Excerpts from a figure dataset
════════

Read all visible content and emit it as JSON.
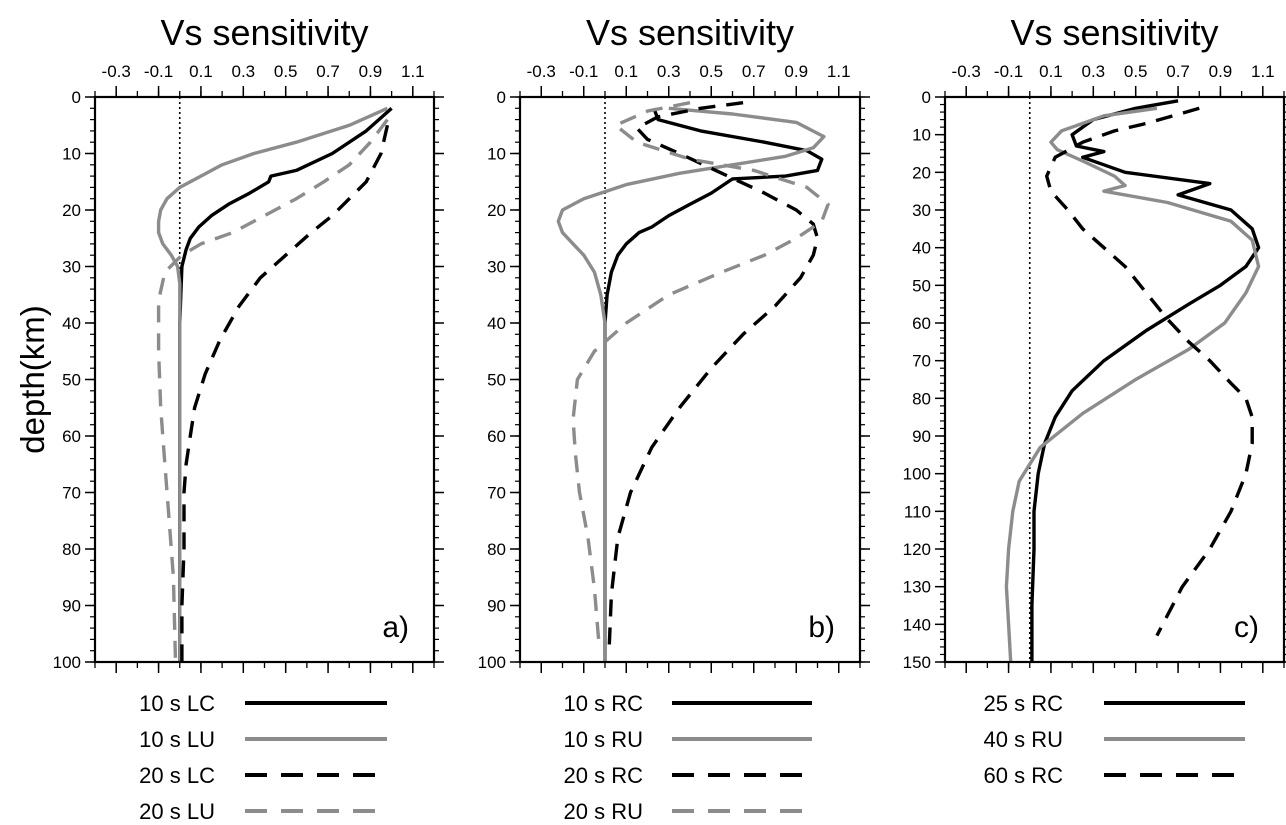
{
  "figure": {
    "ylabel": "depth(km)"
  },
  "styles": {
    "black_solid": {
      "color": "#000000",
      "dash": "none"
    },
    "gray_solid": {
      "color": "#8c8c8c",
      "dash": "none"
    },
    "black_dashed": {
      "color": "#000000",
      "dash": "dashed"
    },
    "gray_dashed": {
      "color": "#8c8c8c",
      "dash": "dashed"
    }
  },
  "chart_data": [
    {
      "type": "line",
      "title": "Vs sensitivity",
      "panel_label": "a)",
      "xlabel": "",
      "ylabel": "depth(km)",
      "xlim": [
        -0.4,
        1.2
      ],
      "ylim": [
        0,
        100
      ],
      "y_inverted": true,
      "x_axis_position": "top",
      "xticks": [
        -0.3,
        -0.1,
        0.1,
        0.3,
        0.5,
        0.7,
        0.9,
        1.1
      ],
      "xtick_labels": [
        "-0.3",
        "-0.1",
        "0.1",
        "0.3",
        "0.5",
        "0.7",
        "0.9",
        "1.1"
      ],
      "yticks": [
        0,
        10,
        20,
        30,
        40,
        50,
        60,
        70,
        80,
        90,
        100
      ],
      "ytick_labels": [
        "0",
        "10",
        "20",
        "30",
        "40",
        "50",
        "60",
        "70",
        "80",
        "90",
        "100"
      ],
      "reference_line_x": 0,
      "series": [
        {
          "name": "10 s LC",
          "style": "black_solid",
          "x": [
            1.0,
            0.88,
            0.72,
            0.55,
            0.43,
            0.42,
            0.33,
            0.23,
            0.15,
            0.09,
            0.05,
            0.03,
            0.01,
            0.005,
            0.0,
            0.0,
            0.0,
            0.0,
            0.0,
            0.0
          ],
          "y": [
            2,
            6,
            10,
            13,
            14,
            15,
            17,
            19,
            21,
            23,
            25,
            27,
            30,
            35,
            40,
            50,
            60,
            70,
            80,
            100
          ]
        },
        {
          "name": "10 s LU",
          "style": "gray_solid",
          "x": [
            0.98,
            0.8,
            0.55,
            0.35,
            0.2,
            0.1,
            0.0,
            -0.06,
            -0.09,
            -0.1,
            -0.1,
            -0.08,
            -0.04,
            -0.01,
            0.0,
            0.0,
            0.0,
            0.0,
            0.0,
            0.0
          ],
          "y": [
            2,
            5,
            8,
            10,
            12,
            14,
            16,
            18,
            20,
            22,
            24,
            26,
            28,
            30,
            33,
            40,
            60,
            80,
            90,
            100
          ]
        },
        {
          "name": "20 s LC",
          "style": "black_dashed",
          "x": [
            0.98,
            0.95,
            0.88,
            0.8,
            0.72,
            0.62,
            0.5,
            0.38,
            0.28,
            0.19,
            0.12,
            0.07,
            0.05,
            0.03,
            0.02,
            0.02,
            0.01,
            0.01
          ],
          "y": [
            5,
            10,
            15,
            18,
            21,
            24,
            28,
            32,
            37,
            43,
            49,
            55,
            60,
            65,
            70,
            80,
            90,
            100
          ]
        },
        {
          "name": "20 s LU",
          "style": "gray_dashed",
          "x": [
            0.98,
            0.9,
            0.8,
            0.68,
            0.55,
            0.4,
            0.25,
            0.1,
            0.01,
            -0.07,
            -0.1,
            -0.1,
            -0.09,
            -0.07,
            -0.05,
            -0.03,
            -0.02
          ],
          "y": [
            4,
            8,
            12,
            15,
            18,
            21,
            24,
            26,
            28,
            31,
            36,
            45,
            55,
            65,
            75,
            85,
            100
          ]
        }
      ]
    },
    {
      "type": "line",
      "title": "Vs sensitivity",
      "panel_label": "b)",
      "xlabel": "",
      "ylabel": "",
      "xlim": [
        -0.4,
        1.2
      ],
      "ylim": [
        0,
        100
      ],
      "y_inverted": true,
      "x_axis_position": "top",
      "xticks": [
        -0.3,
        -0.1,
        0.1,
        0.3,
        0.5,
        0.7,
        0.9,
        1.1
      ],
      "xtick_labels": [
        "-0.3",
        "-0.1",
        "0.1",
        "0.3",
        "0.5",
        "0.7",
        "0.9",
        "1.1"
      ],
      "yticks": [
        0,
        10,
        20,
        30,
        40,
        50,
        60,
        70,
        80,
        90,
        100
      ],
      "ytick_labels": [
        "0",
        "10",
        "20",
        "30",
        "40",
        "50",
        "60",
        "70",
        "80",
        "90",
        "100"
      ],
      "reference_line_x": 0,
      "series": [
        {
          "name": "10 s RC",
          "style": "black_solid",
          "x": [
            0.23,
            0.25,
            0.45,
            0.75,
            0.95,
            1.02,
            1.0,
            0.85,
            0.6,
            0.5,
            0.4,
            0.3,
            0.22,
            0.16,
            0.13,
            0.1,
            0.06,
            0.03,
            0.01,
            0.0,
            0.0,
            0.0
          ],
          "y": [
            2,
            4,
            6,
            8,
            9.5,
            11,
            13,
            14,
            14.5,
            17,
            19,
            21,
            23,
            24,
            25,
            26,
            28,
            31,
            35,
            40,
            60,
            100
          ]
        },
        {
          "name": "10 s RU",
          "style": "gray_solid",
          "x": [
            0.3,
            0.6,
            0.9,
            1.03,
            0.98,
            0.85,
            0.6,
            0.35,
            0.1,
            -0.1,
            -0.2,
            -0.22,
            -0.2,
            -0.15,
            -0.1,
            -0.05,
            -0.02,
            0.0,
            0.0,
            0.0
          ],
          "y": [
            2,
            3,
            4.5,
            7,
            9,
            10.5,
            12,
            13.5,
            15.5,
            18,
            20,
            22,
            24,
            26,
            28,
            31,
            35,
            40,
            60,
            100
          ]
        },
        {
          "name": "20 s RC",
          "style": "black_dashed",
          "x": [
            0.65,
            0.45,
            0.25,
            0.15,
            0.2,
            0.35,
            0.55,
            0.75,
            0.9,
            0.98,
            1.0,
            0.98,
            0.92,
            0.8,
            0.65,
            0.5,
            0.35,
            0.22,
            0.12,
            0.06,
            0.03,
            0.02
          ],
          "y": [
            1,
            2,
            3.5,
            5.5,
            7.5,
            10,
            13.5,
            17,
            20,
            22.5,
            25,
            28,
            32,
            37,
            42,
            48,
            55,
            62,
            70,
            78,
            88,
            97
          ]
        },
        {
          "name": "20 s RU",
          "style": "gray_dashed",
          "x": [
            0.4,
            0.2,
            0.05,
            0.15,
            0.4,
            0.7,
            0.95,
            1.05,
            1.02,
            0.9,
            0.75,
            0.55,
            0.3,
            0.1,
            -0.05,
            -0.13,
            -0.15,
            -0.14,
            -0.12,
            -0.08,
            -0.05,
            -0.03
          ],
          "y": [
            1,
            2.5,
            5,
            8,
            11,
            13,
            16,
            19,
            22,
            25,
            28,
            31,
            35,
            40,
            45,
            50,
            57,
            63,
            70,
            78,
            87,
            96
          ]
        }
      ]
    },
    {
      "type": "line",
      "title": "Vs sensitivity",
      "panel_label": "c)",
      "xlabel": "",
      "ylabel": "",
      "xlim": [
        -0.4,
        1.2
      ],
      "ylim": [
        0,
        150
      ],
      "y_inverted": true,
      "x_axis_position": "top",
      "xticks": [
        -0.3,
        -0.1,
        0.1,
        0.3,
        0.5,
        0.7,
        0.9,
        1.1
      ],
      "xtick_labels": [
        "-0.3",
        "-0.1",
        "0.1",
        "0.3",
        "0.5",
        "0.7",
        "0.9",
        "1.1"
      ],
      "yticks": [
        0,
        10,
        20,
        30,
        40,
        50,
        60,
        70,
        80,
        90,
        100,
        110,
        120,
        130,
        140,
        150
      ],
      "ytick_labels": [
        "0",
        "10",
        "20",
        "30",
        "40",
        "50",
        "60",
        "70",
        "80",
        "90",
        "100",
        "110",
        "120",
        "130",
        "140",
        "150"
      ],
      "reference_line_x": 0,
      "series": [
        {
          "name": "25 s RC",
          "style": "black_solid",
          "x": [
            0.7,
            0.5,
            0.3,
            0.2,
            0.22,
            0.35,
            0.25,
            0.45,
            0.85,
            0.7,
            0.95,
            1.05,
            1.08,
            1.02,
            0.9,
            0.75,
            0.55,
            0.35,
            0.2,
            0.12,
            0.07,
            0.04,
            0.02,
            0.02,
            0.01,
            0.01
          ],
          "y": [
            1,
            3,
            6,
            10,
            13,
            14.5,
            16,
            20,
            23,
            26,
            30,
            35,
            40,
            45,
            50,
            55,
            62,
            70,
            78,
            85,
            92,
            100,
            110,
            120,
            135,
            150
          ]
        },
        {
          "name": "40 s RU",
          "style": "gray_solid",
          "x": [
            0.6,
            0.35,
            0.15,
            0.1,
            0.13,
            0.25,
            0.4,
            0.45,
            0.35,
            0.65,
            0.95,
            1.05,
            1.08,
            1.02,
            0.92,
            0.75,
            0.5,
            0.25,
            0.05,
            -0.05,
            -0.08,
            -0.1,
            -0.11,
            -0.1,
            -0.09
          ],
          "y": [
            3,
            5,
            9,
            12,
            14,
            17,
            21,
            23.5,
            25,
            28,
            33,
            38,
            45,
            52,
            60,
            67,
            75,
            84,
            93,
            102,
            110,
            120,
            130,
            140,
            150
          ]
        },
        {
          "name": "60 s RC",
          "style": "black_dashed",
          "x": [
            0.8,
            0.55,
            0.4,
            0.25,
            0.12,
            0.08,
            0.1,
            0.18,
            0.25,
            0.35,
            0.45,
            0.55,
            0.65,
            0.75,
            0.85,
            0.95,
            1.02,
            1.05,
            1.05,
            1.02,
            0.95,
            0.85,
            0.72,
            0.6
          ],
          "y": [
            3,
            7,
            9,
            12,
            16,
            21,
            25,
            30,
            35,
            40,
            45,
            52,
            59,
            65,
            70,
            76,
            80,
            85,
            92,
            100,
            110,
            120,
            130,
            143
          ]
        }
      ]
    }
  ]
}
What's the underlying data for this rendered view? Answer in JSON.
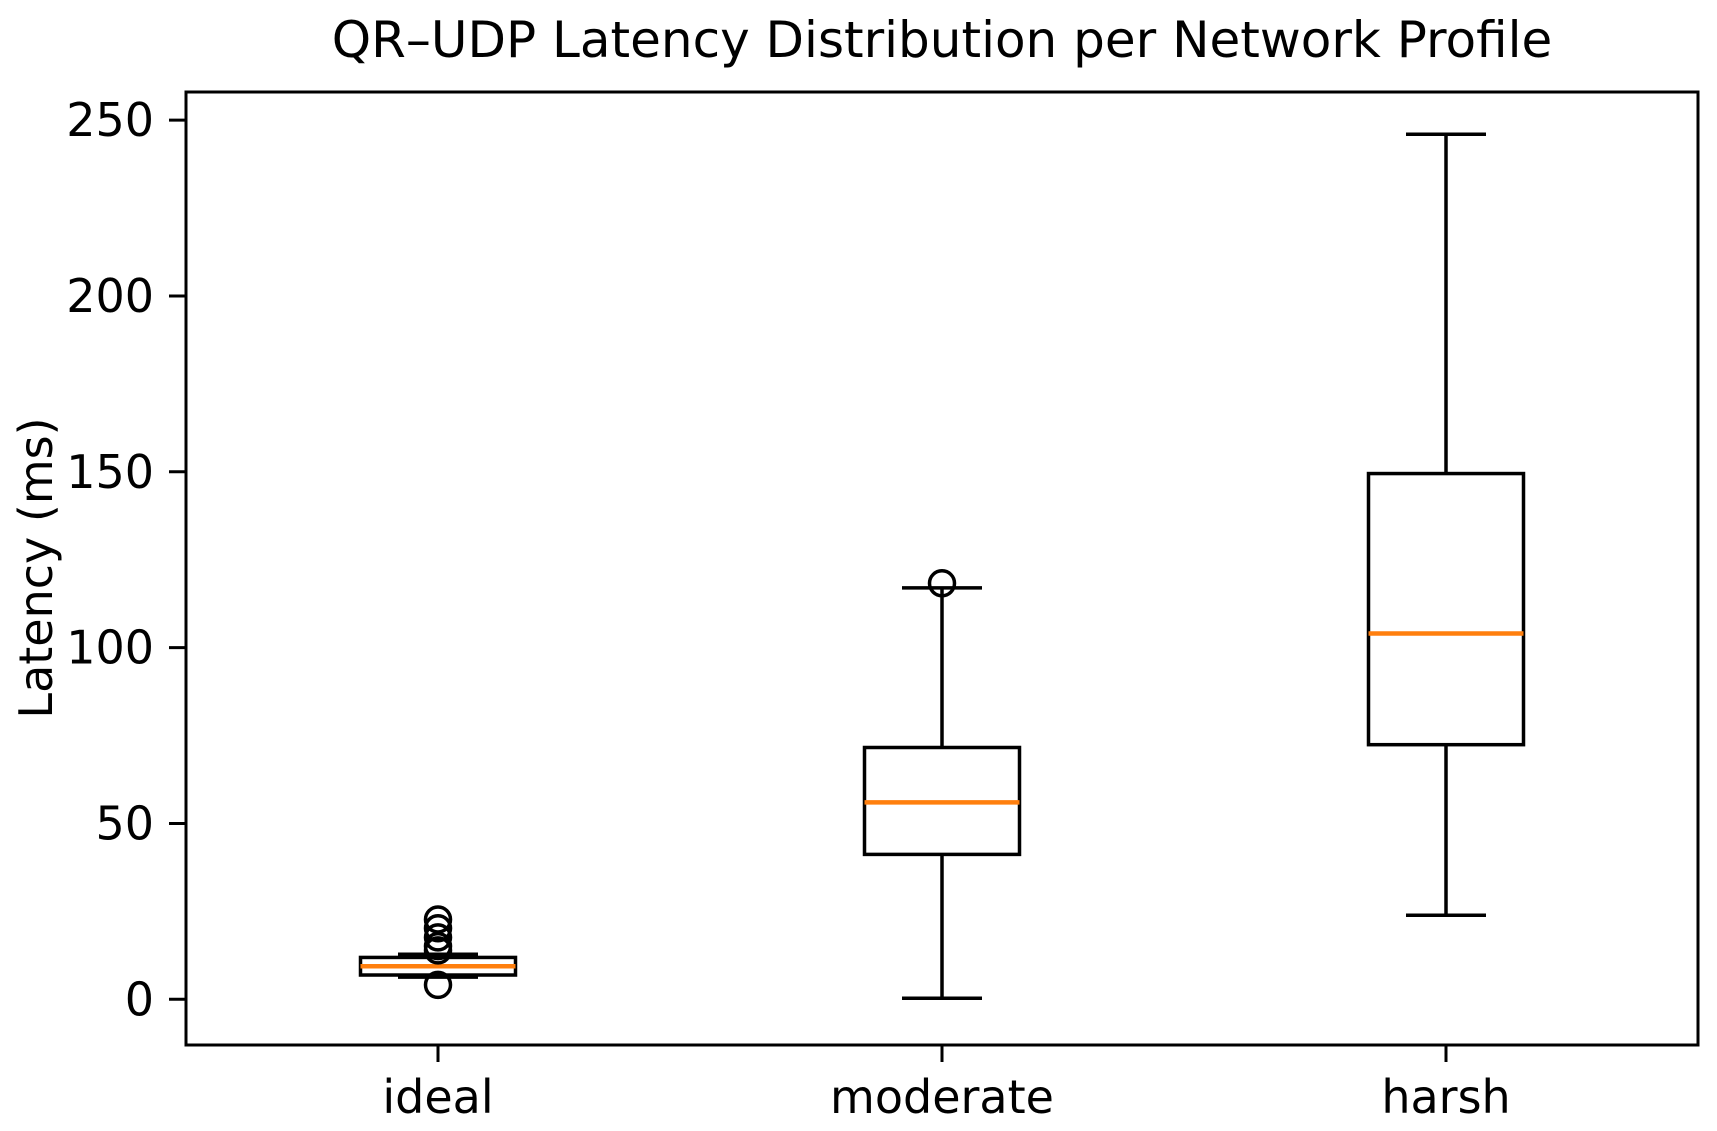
{
  "figure": {
    "title": "QR–UDP Latency Distribution per Network Profile",
    "ylabel": "Latency (ms)"
  },
  "chart_data": {
    "type": "box",
    "title": "QR–UDP Latency Distribution per Network Profile",
    "xlabel": "",
    "ylabel": "Latency (ms)",
    "categories": [
      "ideal",
      "moderate",
      "harsh"
    ],
    "yticks": [
      0,
      50,
      100,
      150,
      200,
      250
    ],
    "ylim": [
      -13,
      258
    ],
    "grid": false,
    "legend": null,
    "boxes": [
      {
        "label": "ideal",
        "whislo": 6.3,
        "q1": 6.9,
        "med": 9.4,
        "q3": 11.9,
        "whishi": 12.8,
        "fliers": [
          22.7,
          20.2,
          17.6,
          15.1,
          13.9,
          4.1
        ]
      },
      {
        "label": "moderate",
        "whislo": 0.3,
        "q1": 41.2,
        "med": 56.0,
        "q3": 71.6,
        "whishi": 117.0,
        "fliers": [
          118.3
        ]
      },
      {
        "label": "harsh",
        "whislo": 23.9,
        "q1": 72.4,
        "med": 104.0,
        "q3": 149.5,
        "whishi": 246.0,
        "fliers": []
      }
    ],
    "colors": {
      "line": "#000000",
      "median": "#ff7f0e",
      "box_fill": "#ffffff",
      "background": "#ffffff"
    }
  }
}
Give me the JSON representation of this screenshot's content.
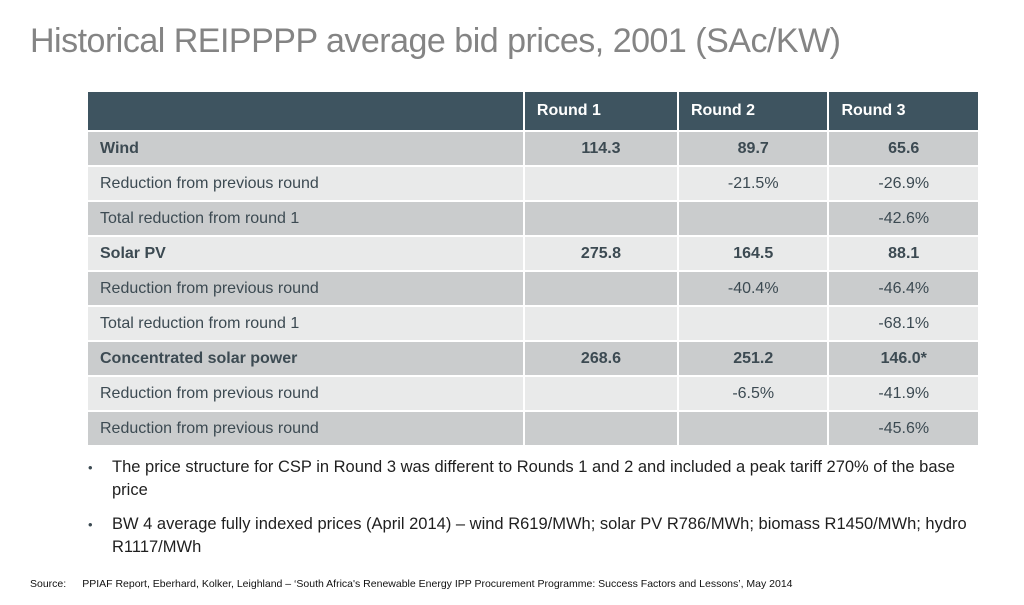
{
  "slide": {
    "title": "Historical REIPPPP average bid prices, 2001 (SAc/KW)"
  },
  "table": {
    "columns": [
      "",
      "Round 1",
      "Round 2",
      "Round 3"
    ],
    "rows": [
      {
        "label": "Wind",
        "values": [
          "114.3",
          "89.7",
          "65.6"
        ]
      },
      {
        "label": "Reduction from previous round",
        "values": [
          "",
          "-21.5%",
          "-26.9%"
        ]
      },
      {
        "label": "Total reduction from round 1",
        "values": [
          "",
          "",
          "-42.6%"
        ]
      },
      {
        "label": "Solar PV",
        "values": [
          "275.8",
          "164.5",
          "88.1"
        ]
      },
      {
        "label": "Reduction from previous round",
        "values": [
          "",
          "-40.4%",
          "-46.4%"
        ]
      },
      {
        "label": "Total reduction from round 1",
        "values": [
          "",
          "",
          "-68.1%"
        ]
      },
      {
        "label": "Concentrated solar power",
        "values": [
          "268.6",
          "251.2",
          "146.0*"
        ]
      },
      {
        "label": "Reduction from previous round",
        "values": [
          "",
          "-6.5%",
          "-41.9%"
        ]
      },
      {
        "label": "Reduction from previous round",
        "values": [
          "",
          "",
          "-45.6%"
        ]
      }
    ]
  },
  "notes": [
    "The price structure for CSP in Round 3 was different to Rounds 1 and 2 and included a peak tariff 270% of the base price",
    "BW 4 average fully indexed prices (April 2014) – wind R619/MWh; solar PV R786/MWh; biomass R1450/MWh; hydro R1117/MWh"
  ],
  "source": {
    "label": "Source:",
    "text": "PPIAF Report, Eberhard, Kolker, Leighland – ‘South Africa's Renewable Energy IPP Procurement Programme: Success Factors and Lessons’, May 2014"
  },
  "bullet_glyph": "•",
  "colors": {
    "header_background": "#3e5460",
    "row_dark": "#cacccd",
    "row_light": "#e9eaea",
    "table_text": "#3c4a52",
    "title_text": "#848484"
  }
}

════════

§ Task goal
Above are the records; copy every line in them that holds the word "content".

§ Written reply
Read all visible content and emit it as JSON.
Give me the JSON representation of this screenshot's content.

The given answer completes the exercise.